Task prompt> Find all lines in the listing that include the word "Delta", then copy them.

Material>

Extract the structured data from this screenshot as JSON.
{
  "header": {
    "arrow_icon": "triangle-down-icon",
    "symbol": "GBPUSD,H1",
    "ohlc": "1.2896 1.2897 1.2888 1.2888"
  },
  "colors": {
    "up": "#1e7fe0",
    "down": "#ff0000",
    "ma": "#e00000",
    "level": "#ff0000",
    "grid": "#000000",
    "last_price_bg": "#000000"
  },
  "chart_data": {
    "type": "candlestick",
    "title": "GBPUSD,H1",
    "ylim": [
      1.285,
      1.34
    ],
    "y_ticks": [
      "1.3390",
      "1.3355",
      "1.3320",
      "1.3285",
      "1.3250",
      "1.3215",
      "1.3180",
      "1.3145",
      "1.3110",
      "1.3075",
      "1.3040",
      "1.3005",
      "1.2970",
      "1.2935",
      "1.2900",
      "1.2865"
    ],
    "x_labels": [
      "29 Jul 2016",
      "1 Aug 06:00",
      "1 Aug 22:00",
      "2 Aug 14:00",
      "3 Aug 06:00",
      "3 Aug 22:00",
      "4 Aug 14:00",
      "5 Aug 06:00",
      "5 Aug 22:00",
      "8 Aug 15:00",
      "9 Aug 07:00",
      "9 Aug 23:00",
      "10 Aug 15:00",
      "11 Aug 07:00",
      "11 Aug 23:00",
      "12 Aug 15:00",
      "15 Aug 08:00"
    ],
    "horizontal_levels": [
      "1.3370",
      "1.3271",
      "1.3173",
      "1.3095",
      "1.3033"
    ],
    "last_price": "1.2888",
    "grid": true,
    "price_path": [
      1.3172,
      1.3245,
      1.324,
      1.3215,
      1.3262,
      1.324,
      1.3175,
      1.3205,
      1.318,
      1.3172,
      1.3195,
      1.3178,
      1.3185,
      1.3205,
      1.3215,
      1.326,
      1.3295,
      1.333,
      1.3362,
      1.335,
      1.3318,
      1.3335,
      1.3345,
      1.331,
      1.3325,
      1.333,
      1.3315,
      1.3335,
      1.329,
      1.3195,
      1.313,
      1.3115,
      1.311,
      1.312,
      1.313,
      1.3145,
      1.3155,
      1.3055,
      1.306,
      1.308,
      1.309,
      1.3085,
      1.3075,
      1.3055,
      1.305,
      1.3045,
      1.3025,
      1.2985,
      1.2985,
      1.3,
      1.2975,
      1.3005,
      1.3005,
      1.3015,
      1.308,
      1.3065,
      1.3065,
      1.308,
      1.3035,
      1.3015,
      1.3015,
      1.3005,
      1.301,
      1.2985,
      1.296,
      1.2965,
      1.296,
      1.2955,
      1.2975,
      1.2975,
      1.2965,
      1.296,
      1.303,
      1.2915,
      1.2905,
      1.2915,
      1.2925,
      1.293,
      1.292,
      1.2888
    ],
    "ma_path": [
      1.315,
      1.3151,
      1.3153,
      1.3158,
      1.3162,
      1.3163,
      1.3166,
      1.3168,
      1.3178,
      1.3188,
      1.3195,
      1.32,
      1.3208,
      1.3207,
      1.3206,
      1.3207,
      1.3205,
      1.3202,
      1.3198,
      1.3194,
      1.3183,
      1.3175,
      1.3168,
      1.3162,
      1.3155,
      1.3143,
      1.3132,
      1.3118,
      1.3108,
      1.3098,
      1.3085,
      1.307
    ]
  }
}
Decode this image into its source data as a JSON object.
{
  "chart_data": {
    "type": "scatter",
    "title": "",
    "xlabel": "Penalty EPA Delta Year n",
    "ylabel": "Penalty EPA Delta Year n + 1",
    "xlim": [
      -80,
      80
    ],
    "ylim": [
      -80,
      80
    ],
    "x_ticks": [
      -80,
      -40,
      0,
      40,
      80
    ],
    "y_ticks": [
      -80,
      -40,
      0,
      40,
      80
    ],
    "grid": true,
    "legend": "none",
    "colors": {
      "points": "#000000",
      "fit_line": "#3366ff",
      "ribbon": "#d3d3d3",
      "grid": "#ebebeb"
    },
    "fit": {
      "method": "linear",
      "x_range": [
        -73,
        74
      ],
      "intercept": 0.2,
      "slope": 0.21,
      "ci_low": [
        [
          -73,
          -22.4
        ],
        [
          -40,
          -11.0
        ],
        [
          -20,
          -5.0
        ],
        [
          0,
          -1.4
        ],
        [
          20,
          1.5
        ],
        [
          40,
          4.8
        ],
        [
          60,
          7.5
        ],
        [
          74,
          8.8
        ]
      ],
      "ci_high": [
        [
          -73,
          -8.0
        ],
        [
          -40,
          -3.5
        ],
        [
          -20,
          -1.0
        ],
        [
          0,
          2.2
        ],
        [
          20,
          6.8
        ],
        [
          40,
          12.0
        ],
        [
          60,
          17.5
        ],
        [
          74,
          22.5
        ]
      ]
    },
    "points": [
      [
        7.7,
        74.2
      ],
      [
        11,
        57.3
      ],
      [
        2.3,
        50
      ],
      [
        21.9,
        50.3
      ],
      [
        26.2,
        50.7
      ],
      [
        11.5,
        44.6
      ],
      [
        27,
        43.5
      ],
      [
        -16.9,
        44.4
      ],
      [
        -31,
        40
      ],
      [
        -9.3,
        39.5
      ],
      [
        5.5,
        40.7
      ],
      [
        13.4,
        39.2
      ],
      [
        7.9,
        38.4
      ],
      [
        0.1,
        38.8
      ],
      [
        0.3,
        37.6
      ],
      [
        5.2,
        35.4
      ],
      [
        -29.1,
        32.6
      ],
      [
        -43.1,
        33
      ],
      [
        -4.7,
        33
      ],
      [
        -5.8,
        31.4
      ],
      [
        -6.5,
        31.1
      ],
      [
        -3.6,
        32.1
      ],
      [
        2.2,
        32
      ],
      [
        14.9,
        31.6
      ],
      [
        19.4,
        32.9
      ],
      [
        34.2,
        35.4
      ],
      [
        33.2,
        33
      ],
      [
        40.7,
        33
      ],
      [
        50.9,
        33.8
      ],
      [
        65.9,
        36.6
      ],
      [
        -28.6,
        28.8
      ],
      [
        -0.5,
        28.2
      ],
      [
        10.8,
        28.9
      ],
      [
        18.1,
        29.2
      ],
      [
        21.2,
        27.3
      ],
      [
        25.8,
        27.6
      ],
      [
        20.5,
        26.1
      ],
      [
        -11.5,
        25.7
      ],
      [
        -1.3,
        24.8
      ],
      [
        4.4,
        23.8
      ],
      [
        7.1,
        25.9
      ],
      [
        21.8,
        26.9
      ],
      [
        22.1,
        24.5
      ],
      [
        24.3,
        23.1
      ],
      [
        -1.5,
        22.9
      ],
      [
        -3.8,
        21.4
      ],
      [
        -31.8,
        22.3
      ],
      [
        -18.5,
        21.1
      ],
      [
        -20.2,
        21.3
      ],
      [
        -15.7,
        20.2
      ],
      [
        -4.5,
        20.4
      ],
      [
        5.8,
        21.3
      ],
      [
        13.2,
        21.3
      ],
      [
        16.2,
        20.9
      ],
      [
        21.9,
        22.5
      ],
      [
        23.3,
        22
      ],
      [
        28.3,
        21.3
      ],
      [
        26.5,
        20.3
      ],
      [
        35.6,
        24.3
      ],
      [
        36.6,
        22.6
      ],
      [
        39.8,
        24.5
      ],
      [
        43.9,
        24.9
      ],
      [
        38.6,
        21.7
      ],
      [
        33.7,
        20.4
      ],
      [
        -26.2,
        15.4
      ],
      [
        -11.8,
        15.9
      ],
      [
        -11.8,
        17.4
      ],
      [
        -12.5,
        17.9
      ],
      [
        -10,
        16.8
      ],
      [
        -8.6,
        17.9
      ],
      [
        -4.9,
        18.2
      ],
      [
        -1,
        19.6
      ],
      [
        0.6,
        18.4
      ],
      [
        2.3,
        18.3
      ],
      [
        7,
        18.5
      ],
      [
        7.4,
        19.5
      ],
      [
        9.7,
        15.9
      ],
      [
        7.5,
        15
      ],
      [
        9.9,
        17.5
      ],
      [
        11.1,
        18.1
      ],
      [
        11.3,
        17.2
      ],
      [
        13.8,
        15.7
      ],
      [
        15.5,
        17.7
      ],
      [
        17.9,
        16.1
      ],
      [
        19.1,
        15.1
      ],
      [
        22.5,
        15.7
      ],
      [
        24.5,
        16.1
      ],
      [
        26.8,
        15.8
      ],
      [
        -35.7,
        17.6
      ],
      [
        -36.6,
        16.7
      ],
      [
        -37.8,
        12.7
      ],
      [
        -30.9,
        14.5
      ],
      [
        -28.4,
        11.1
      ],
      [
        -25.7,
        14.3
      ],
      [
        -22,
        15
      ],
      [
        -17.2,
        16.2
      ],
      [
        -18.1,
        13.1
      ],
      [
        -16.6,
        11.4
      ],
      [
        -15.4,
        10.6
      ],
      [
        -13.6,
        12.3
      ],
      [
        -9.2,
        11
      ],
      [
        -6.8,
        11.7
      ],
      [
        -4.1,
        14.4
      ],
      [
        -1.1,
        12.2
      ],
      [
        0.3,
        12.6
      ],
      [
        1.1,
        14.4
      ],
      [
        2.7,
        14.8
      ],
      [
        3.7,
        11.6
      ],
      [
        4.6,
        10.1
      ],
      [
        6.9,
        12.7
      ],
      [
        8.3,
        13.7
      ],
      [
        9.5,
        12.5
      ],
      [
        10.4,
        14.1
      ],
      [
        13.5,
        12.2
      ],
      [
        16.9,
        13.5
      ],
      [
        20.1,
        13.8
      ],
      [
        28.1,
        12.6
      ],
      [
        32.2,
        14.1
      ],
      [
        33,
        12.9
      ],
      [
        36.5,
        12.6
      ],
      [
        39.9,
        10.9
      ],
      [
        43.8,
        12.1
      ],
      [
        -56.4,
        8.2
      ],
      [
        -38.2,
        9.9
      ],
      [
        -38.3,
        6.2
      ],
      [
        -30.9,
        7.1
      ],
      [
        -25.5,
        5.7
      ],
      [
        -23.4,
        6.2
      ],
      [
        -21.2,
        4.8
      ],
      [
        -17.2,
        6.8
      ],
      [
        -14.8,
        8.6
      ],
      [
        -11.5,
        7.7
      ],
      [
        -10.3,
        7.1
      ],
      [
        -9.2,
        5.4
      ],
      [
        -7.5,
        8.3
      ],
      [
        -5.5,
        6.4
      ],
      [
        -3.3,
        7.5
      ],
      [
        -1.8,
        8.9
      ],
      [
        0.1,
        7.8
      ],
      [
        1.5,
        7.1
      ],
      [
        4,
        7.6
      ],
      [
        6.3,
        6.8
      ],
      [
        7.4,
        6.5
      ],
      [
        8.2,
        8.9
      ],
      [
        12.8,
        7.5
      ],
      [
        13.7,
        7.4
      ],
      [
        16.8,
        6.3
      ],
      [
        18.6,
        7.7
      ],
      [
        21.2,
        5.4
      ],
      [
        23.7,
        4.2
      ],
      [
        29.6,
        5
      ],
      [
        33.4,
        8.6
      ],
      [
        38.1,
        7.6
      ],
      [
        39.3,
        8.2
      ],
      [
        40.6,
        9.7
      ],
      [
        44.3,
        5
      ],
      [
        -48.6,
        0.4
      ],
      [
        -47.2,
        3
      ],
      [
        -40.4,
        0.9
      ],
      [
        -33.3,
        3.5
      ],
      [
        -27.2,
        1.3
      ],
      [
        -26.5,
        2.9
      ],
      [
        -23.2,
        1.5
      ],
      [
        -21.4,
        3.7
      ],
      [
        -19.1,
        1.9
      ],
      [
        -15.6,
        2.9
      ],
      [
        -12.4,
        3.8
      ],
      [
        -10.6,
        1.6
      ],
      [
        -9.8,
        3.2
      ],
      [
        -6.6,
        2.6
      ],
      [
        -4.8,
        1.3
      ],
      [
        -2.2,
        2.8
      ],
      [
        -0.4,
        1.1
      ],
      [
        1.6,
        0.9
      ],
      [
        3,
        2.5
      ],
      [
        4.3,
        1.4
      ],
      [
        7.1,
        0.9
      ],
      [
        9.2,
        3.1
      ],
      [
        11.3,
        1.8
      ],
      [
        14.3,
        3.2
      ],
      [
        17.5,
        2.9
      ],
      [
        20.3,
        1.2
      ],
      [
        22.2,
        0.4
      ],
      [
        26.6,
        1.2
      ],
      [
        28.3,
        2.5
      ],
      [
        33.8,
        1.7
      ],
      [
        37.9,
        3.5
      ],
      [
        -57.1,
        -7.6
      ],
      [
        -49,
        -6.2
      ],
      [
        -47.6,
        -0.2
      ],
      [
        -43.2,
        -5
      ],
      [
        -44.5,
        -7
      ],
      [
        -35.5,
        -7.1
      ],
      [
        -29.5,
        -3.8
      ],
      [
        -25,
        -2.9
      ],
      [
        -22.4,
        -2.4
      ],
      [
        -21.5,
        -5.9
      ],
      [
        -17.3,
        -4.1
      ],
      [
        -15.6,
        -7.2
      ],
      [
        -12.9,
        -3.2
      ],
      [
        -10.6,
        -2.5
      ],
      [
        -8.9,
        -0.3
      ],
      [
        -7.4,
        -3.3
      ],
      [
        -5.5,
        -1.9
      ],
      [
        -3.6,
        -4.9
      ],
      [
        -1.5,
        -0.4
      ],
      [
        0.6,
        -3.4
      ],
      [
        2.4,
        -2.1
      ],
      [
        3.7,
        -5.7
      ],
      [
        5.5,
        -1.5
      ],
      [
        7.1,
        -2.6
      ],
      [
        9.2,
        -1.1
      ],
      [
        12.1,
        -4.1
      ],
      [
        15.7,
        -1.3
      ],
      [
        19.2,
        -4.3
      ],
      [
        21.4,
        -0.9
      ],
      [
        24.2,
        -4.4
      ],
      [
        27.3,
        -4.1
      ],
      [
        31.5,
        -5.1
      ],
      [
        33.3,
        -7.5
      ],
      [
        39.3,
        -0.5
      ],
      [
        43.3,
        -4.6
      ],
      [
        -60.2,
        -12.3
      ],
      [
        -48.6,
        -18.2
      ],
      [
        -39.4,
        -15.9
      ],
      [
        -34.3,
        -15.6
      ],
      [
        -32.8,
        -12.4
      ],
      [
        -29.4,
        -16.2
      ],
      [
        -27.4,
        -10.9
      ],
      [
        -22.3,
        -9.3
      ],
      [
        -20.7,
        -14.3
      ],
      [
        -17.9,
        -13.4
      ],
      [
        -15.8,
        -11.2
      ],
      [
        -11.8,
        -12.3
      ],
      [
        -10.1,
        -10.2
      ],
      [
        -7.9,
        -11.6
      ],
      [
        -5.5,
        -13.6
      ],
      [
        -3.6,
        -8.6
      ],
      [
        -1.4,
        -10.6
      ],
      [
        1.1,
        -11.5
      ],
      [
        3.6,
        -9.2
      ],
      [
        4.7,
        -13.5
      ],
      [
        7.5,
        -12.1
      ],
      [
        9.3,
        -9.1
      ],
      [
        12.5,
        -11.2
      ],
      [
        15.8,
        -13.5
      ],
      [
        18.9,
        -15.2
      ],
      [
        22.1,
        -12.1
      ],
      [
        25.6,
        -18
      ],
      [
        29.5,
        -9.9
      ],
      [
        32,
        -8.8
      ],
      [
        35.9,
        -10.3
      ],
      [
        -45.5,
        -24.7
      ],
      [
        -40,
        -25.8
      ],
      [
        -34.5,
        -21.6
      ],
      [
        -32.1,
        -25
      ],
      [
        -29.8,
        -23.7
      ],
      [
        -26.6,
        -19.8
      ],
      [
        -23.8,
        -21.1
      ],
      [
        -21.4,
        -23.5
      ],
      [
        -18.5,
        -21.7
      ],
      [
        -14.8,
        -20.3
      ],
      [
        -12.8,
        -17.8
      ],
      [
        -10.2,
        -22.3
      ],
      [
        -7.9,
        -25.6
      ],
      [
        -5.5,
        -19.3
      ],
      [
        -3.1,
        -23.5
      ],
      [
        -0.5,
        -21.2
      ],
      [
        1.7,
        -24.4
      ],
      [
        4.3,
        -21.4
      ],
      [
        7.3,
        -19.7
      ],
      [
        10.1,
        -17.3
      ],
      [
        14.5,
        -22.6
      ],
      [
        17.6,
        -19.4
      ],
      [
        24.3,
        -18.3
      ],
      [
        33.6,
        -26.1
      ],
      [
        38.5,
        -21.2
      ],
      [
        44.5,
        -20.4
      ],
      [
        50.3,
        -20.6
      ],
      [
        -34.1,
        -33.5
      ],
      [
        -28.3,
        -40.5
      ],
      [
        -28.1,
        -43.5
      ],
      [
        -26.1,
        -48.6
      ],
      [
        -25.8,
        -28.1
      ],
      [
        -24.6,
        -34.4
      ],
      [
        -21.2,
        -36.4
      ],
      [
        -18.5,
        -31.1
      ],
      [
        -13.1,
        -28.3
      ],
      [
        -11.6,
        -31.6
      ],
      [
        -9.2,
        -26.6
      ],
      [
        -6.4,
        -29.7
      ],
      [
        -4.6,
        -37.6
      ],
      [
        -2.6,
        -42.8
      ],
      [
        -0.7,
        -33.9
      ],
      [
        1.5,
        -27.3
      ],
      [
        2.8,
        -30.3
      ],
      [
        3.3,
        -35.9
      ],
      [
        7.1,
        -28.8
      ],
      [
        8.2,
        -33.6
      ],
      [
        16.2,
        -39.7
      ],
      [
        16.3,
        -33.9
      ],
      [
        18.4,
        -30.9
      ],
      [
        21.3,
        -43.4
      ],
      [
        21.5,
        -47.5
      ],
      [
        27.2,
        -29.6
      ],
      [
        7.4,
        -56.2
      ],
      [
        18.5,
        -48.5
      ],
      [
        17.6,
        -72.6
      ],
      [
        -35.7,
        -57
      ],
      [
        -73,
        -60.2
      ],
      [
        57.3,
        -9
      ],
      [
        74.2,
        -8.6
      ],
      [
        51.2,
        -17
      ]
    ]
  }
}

Correct result>
    "xlabel": "Penalty EPA Delta Year n",
    "ylabel": "Penalty EPA Delta Year n + 1",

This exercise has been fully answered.